:: DATA SUPPLIED

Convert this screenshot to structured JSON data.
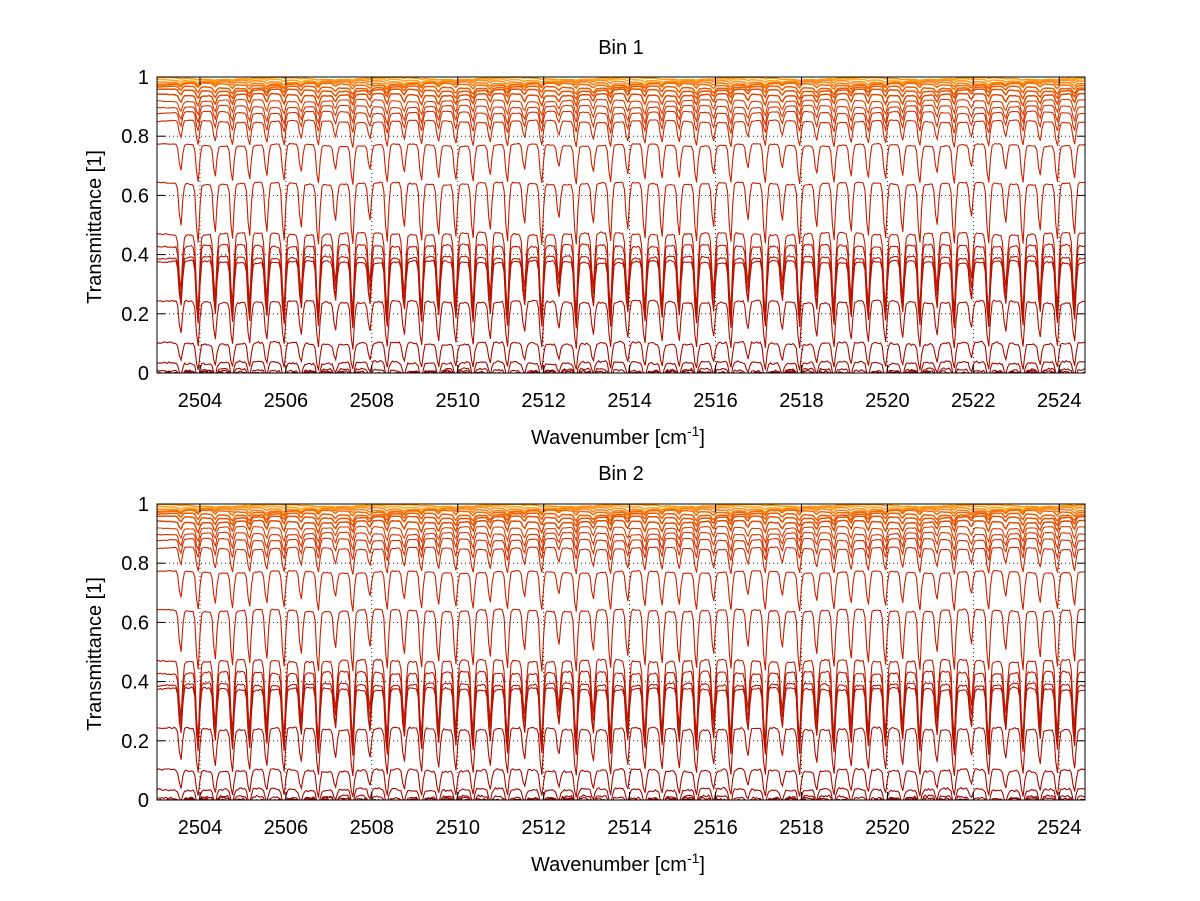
{
  "chart_data": [
    {
      "type": "line",
      "title": "Bin 1",
      "xlabel": "Wavenumber [cm",
      "xlabel_sup": "-1",
      "xlabel_end": "]",
      "ylabel": "Transmittance [1]",
      "xlim": [
        2503,
        2524.6
      ],
      "ylim": [
        0,
        1
      ],
      "xticks": [
        2504,
        2506,
        2508,
        2510,
        2512,
        2514,
        2516,
        2518,
        2520,
        2522,
        2524
      ],
      "yticks": [
        0,
        0.2,
        0.4,
        0.6,
        0.8,
        1
      ],
      "grid": true,
      "line_count": 24,
      "line_baselines": [
        0.995,
        0.99,
        0.985,
        0.98,
        0.975,
        0.965,
        0.955,
        0.94,
        0.92,
        0.9,
        0.88,
        0.85,
        0.77,
        0.64,
        0.47,
        0.43,
        0.39,
        0.375,
        0.24,
        0.1,
        0.035,
        0.01,
        0.003,
        0.0
      ]
    },
    {
      "type": "line",
      "title": "Bin 2",
      "xlabel": "Wavenumber [cm",
      "xlabel_sup": "-1",
      "xlabel_end": "]",
      "ylabel": "Transmittance [1]",
      "xlim": [
        2503,
        2524.6
      ],
      "ylim": [
        0,
        1
      ],
      "xticks": [
        2504,
        2506,
        2508,
        2510,
        2512,
        2514,
        2516,
        2518,
        2520,
        2522,
        2524
      ],
      "yticks": [
        0,
        0.2,
        0.4,
        0.6,
        0.8,
        1
      ],
      "grid": true,
      "line_count": 24,
      "line_baselines": [
        0.995,
        0.99,
        0.985,
        0.98,
        0.975,
        0.965,
        0.955,
        0.94,
        0.92,
        0.9,
        0.88,
        0.85,
        0.77,
        0.64,
        0.47,
        0.43,
        0.39,
        0.375,
        0.24,
        0.1,
        0.035,
        0.01,
        0.003,
        0.0
      ]
    }
  ]
}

::::

• PROBLEM TO WORK ON: Repeat the material above word for word and skip every image in it.

• SOLUTION TO THIS EXERCISE:
Convert this screenshot to structured JSON data.
{
  "chart_data": [
    {
      "type": "line",
      "title": "Bin 1",
      "xlabel": "Wavenumber [cm",
      "xlabel_sup": "-1",
      "xlabel_end": "]",
      "ylabel": "Transmittance [1]",
      "xlim": [
        2503,
        2524.6
      ],
      "ylim": [
        0,
        1
      ],
      "xticks": [
        2504,
        2506,
        2508,
        2510,
        2512,
        2514,
        2516,
        2518,
        2520,
        2522,
        2524
      ],
      "yticks": [
        0,
        0.2,
        0.4,
        0.6,
        0.8,
        1
      ],
      "grid": true,
      "line_count": 24,
      "line_baselines": [
        0.995,
        0.99,
        0.985,
        0.98,
        0.975,
        0.965,
        0.955,
        0.94,
        0.92,
        0.9,
        0.88,
        0.85,
        0.77,
        0.64,
        0.47,
        0.43,
        0.39,
        0.375,
        0.24,
        0.1,
        0.035,
        0.01,
        0.003,
        0.0
      ]
    },
    {
      "type": "line",
      "title": "Bin 2",
      "xlabel": "Wavenumber [cm",
      "xlabel_sup": "-1",
      "xlabel_end": "]",
      "ylabel": "Transmittance [1]",
      "xlim": [
        2503,
        2524.6
      ],
      "ylim": [
        0,
        1
      ],
      "xticks": [
        2504,
        2506,
        2508,
        2510,
        2512,
        2514,
        2516,
        2518,
        2520,
        2522,
        2524
      ],
      "yticks": [
        0,
        0.2,
        0.4,
        0.6,
        0.8,
        1
      ],
      "grid": true,
      "line_count": 24,
      "line_baselines": [
        0.995,
        0.99,
        0.985,
        0.98,
        0.975,
        0.965,
        0.955,
        0.94,
        0.92,
        0.9,
        0.88,
        0.85,
        0.77,
        0.64,
        0.47,
        0.43,
        0.39,
        0.375,
        0.24,
        0.1,
        0.035,
        0.01,
        0.003,
        0.0
      ]
    }
  ]
}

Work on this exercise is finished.